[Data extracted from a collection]

________

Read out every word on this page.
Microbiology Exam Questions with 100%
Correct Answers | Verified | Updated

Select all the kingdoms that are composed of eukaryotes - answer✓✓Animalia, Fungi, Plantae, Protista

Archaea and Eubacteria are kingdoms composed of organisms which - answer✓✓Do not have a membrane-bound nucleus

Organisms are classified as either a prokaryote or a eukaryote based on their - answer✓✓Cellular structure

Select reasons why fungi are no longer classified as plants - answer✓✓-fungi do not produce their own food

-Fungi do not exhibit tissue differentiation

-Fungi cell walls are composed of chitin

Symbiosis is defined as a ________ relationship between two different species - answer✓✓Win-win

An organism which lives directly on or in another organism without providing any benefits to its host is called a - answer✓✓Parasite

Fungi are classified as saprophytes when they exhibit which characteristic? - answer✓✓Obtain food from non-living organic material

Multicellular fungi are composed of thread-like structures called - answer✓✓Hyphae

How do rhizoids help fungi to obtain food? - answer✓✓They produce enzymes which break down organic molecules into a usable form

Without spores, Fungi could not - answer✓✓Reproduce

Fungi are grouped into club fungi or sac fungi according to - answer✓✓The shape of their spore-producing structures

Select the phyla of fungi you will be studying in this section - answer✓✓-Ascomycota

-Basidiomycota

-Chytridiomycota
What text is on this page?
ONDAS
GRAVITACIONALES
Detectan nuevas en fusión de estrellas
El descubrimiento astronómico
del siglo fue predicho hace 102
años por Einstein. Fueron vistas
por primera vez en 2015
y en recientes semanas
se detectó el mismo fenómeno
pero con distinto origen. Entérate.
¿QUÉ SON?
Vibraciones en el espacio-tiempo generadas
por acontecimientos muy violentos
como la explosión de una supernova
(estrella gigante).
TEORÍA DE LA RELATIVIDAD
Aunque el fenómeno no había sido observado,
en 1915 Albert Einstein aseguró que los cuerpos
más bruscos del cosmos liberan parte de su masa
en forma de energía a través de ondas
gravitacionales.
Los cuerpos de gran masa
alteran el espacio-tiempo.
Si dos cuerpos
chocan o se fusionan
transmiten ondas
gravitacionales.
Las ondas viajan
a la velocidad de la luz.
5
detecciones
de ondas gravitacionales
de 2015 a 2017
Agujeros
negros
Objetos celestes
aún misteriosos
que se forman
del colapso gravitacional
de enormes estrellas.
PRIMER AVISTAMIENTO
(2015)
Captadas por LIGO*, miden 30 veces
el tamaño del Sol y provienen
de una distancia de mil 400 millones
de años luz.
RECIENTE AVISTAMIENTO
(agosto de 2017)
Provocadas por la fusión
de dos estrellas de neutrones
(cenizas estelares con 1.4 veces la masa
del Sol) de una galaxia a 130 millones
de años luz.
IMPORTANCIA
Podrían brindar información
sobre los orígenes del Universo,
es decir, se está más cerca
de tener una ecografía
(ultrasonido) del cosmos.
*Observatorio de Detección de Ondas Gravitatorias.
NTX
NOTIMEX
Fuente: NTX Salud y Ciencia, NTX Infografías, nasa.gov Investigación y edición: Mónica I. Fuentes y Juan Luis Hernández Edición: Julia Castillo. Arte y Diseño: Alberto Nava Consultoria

________

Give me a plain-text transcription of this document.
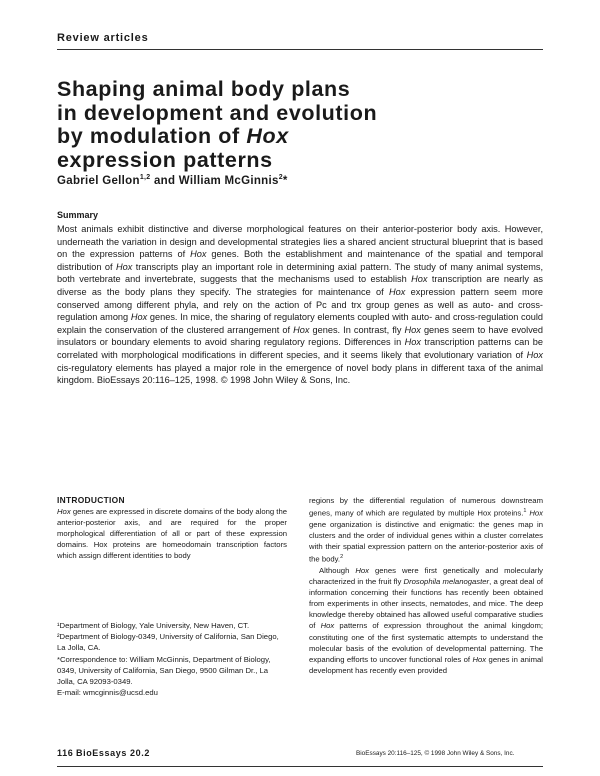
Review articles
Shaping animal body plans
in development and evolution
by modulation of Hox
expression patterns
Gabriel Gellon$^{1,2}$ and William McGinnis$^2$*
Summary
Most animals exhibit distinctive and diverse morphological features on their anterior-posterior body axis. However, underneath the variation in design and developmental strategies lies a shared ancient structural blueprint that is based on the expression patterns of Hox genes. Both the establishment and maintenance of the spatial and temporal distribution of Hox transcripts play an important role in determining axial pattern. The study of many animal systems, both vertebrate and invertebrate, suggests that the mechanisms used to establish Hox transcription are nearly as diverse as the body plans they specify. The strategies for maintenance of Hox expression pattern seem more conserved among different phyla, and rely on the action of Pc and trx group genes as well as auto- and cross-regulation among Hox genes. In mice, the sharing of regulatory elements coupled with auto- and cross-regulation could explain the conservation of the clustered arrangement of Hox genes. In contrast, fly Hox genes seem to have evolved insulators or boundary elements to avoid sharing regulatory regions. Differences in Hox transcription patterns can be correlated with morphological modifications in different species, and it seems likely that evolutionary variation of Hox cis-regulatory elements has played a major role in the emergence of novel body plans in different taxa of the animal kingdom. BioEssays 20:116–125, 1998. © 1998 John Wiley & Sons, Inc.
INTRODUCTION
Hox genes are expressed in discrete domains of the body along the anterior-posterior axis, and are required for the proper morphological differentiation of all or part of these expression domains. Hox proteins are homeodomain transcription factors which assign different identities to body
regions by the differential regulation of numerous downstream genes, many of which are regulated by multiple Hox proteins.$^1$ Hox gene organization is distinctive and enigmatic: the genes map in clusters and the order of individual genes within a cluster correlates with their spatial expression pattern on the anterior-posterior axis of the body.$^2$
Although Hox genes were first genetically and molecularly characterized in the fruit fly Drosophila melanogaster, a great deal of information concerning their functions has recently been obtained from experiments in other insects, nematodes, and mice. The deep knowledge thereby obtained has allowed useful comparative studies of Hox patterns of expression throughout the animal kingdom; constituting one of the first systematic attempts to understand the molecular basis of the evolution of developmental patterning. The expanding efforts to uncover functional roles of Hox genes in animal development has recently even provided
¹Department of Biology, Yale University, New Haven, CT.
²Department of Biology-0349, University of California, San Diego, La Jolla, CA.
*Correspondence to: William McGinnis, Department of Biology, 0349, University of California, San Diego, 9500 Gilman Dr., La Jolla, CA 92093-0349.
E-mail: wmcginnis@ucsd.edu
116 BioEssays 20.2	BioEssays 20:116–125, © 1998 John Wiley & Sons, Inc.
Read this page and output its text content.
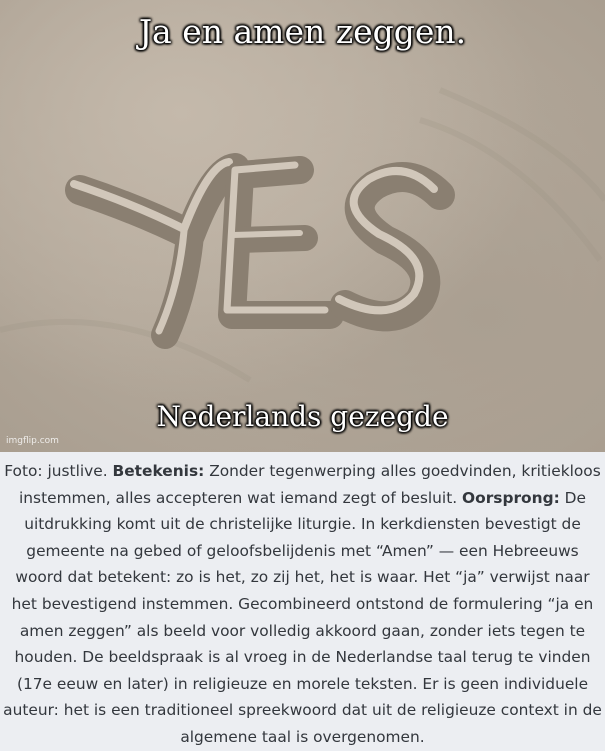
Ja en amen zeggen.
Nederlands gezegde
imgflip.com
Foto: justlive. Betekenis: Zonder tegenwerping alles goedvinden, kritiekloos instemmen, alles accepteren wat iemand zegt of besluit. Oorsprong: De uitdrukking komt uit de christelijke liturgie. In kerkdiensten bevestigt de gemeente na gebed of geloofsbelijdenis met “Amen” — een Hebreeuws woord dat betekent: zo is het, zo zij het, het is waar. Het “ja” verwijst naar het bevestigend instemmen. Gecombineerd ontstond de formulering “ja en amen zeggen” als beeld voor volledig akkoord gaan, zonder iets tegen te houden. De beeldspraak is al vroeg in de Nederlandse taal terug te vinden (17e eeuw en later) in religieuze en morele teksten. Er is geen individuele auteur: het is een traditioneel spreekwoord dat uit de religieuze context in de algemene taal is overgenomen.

________

What to produce>
Across the preceding records, count the lines with the word "called" in them and give that figure alone.

Solution>
2